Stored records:
§
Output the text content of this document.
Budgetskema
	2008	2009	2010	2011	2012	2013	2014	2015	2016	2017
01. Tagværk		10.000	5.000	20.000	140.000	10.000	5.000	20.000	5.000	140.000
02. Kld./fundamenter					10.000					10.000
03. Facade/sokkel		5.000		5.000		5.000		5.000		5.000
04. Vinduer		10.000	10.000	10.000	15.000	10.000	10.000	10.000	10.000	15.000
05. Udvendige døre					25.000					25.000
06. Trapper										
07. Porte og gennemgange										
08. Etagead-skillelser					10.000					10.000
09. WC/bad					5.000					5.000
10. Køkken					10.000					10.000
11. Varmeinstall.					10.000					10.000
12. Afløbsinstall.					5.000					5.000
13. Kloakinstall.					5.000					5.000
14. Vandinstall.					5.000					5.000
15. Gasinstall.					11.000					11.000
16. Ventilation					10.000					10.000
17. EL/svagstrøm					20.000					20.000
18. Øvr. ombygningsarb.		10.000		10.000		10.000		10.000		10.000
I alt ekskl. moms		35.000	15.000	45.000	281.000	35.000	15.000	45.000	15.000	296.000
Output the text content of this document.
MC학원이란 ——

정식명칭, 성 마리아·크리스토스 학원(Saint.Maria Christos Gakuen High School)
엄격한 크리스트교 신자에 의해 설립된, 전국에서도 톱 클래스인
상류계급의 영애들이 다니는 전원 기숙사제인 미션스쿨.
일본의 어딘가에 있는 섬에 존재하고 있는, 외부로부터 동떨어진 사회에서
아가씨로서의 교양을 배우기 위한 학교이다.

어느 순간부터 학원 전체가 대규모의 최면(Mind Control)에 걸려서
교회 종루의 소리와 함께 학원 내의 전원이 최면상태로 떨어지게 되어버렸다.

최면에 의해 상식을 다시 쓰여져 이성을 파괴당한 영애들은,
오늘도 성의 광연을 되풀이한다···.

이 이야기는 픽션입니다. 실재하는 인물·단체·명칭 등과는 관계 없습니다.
§
## Directive
Extract the whole listing, character for character.

## Solution to the problem
Output the text content of this document.
Budgetskema
	2008	2009	2010	2011	2012	2013	2014	2015	2016	2017
01. Tagværk		10.000	5.000	20.000	140.000	10.000	5.000	20.000	5.000	140.000
02. Kld./fundamenter					10.000					10.000
03. Facade/sokkel		5.000		5.000		5.000		5.000		5.000
04. Vinduer		10.000	10.000	10.000	15.000	10.000	10.000	10.000	10.000	15.000
05. Udvendige døre					25.000					25.000
06. Trapper										
07. Porte og gennemgange										
08. Etagead-skillelser					10.000					10.000
09. WC/bad					5.000					5.000
10. Køkken					10.000					10.000
11. Varmeinstall.					10.000					10.000
12. Afløbsinstall.					5.000					5.000
13. Kloakinstall.					5.000					5.000
14. Vandinstall.					5.000					5.000
15. Gasinstall.					11.000					11.000
16. Ventilation					10.000					10.000
17. EL/svagstrøm					20.000					20.000
18. Øvr. ombygningsarb.		10.000		10.000		10.000		10.000		10.000
I alt ekskl. moms		35.000	15.000	45.000	281.000	35.000	15.000	45.000	15.000	296.000
Output the text content of this document.
MC학원이란 ——

정식명칭, 성 마리아·크리스토스 학원(Saint.Maria Christos Gakuen High School)
엄격한 크리스트교 신자에 의해 설립된, 전국에서도 톱 클래스인
상류계급의 영애들이 다니는 전원 기숙사제인 미션스쿨.
일본의 어딘가에 있는 섬에 존재하고 있는, 외부로부터 동떨어진 사회에서
아가씨로서의 교양을 배우기 위한 학교이다.

어느 순간부터 학원 전체가 대규모의 최면(Mind Control)에 걸려서
교회 종루의 소리와 함께 학원 내의 전원이 최면상태로 떨어지게 되어버렸다.

최면에 의해 상식을 다시 쓰여져 이성을 파괴당한 영애들은,
오늘도 성의 광연을 되풀이한다···.

이 이야기는 픽션입니다. 실재하는 인물·단체·명칭 등과는 관계 없습니다.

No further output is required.